# Excerpted data:
________

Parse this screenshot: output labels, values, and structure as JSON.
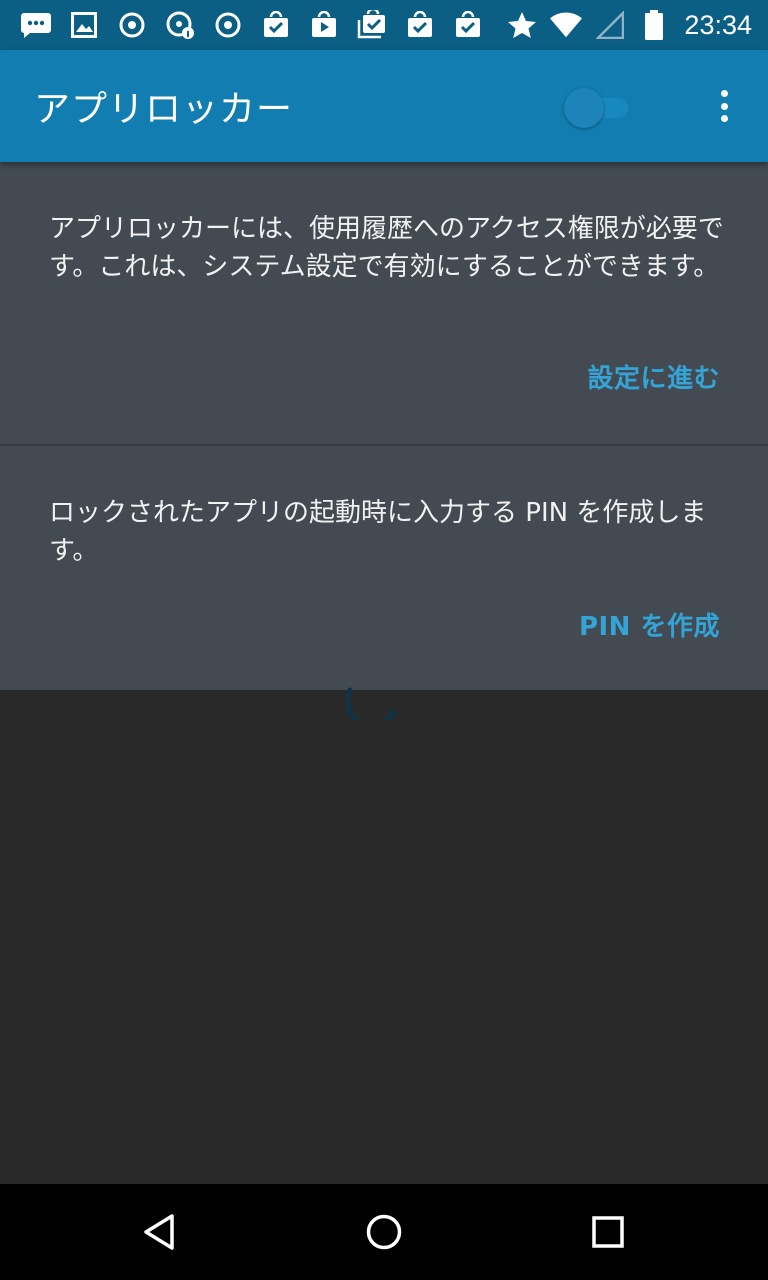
{
  "status_bar": {
    "time": "23:34",
    "left_icons": [
      "sms-icon",
      "image-icon",
      "sync-icon",
      "info-icon",
      "sync-icon",
      "shopping-bag-check-icon",
      "play-store-icon",
      "multi-check-icon",
      "shopping-bag-check-icon",
      "shopping-bag-check-icon"
    ],
    "right_icons": [
      "star-icon",
      "wifi-icon",
      "signal-icon",
      "battery-icon"
    ]
  },
  "app_bar": {
    "title": "アプリロッカー",
    "toggle_on": false
  },
  "cards": [
    {
      "text": "アプリロッカーには、使用履歴へのアクセス権限が必要です。これは、システム設定で有効にすることができます。",
      "action": "設定に進む"
    },
    {
      "text": "ロックされたアプリの起動時に入力する PIN を作成します。",
      "action": "PIN を作成"
    }
  ],
  "colors": {
    "status_bar": "#0b5f85",
    "app_bar": "#127db0",
    "card": "#434a52",
    "accent": "#34a3d6",
    "background": "#292929"
  }
}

________

# What is required:
Leave the images out, please, and restate each line word for word.

# Completed task:
Parse this screenshot: output labels, values, and structure as JSON.
{
  "status_bar": {
    "time": "23:34",
    "left_icons": [
      "sms-icon",
      "image-icon",
      "sync-icon",
      "info-icon",
      "sync-icon",
      "shopping-bag-check-icon",
      "play-store-icon",
      "multi-check-icon",
      "shopping-bag-check-icon",
      "shopping-bag-check-icon"
    ],
    "right_icons": [
      "star-icon",
      "wifi-icon",
      "signal-icon",
      "battery-icon"
    ]
  },
  "app_bar": {
    "title": "アプリロッカー",
    "toggle_on": false
  },
  "cards": [
    {
      "text": "アプリロッカーには、使用履歴へのアクセス権限が必要です。これは、システム設定で有効にすることができます。",
      "action": "設定に進む"
    },
    {
      "text": "ロックされたアプリの起動時に入力する PIN を作成します。",
      "action": "PIN を作成"
    }
  ],
  "colors": {
    "status_bar": "#0b5f85",
    "app_bar": "#127db0",
    "card": "#434a52",
    "accent": "#34a3d6",
    "background": "#292929"
  }
}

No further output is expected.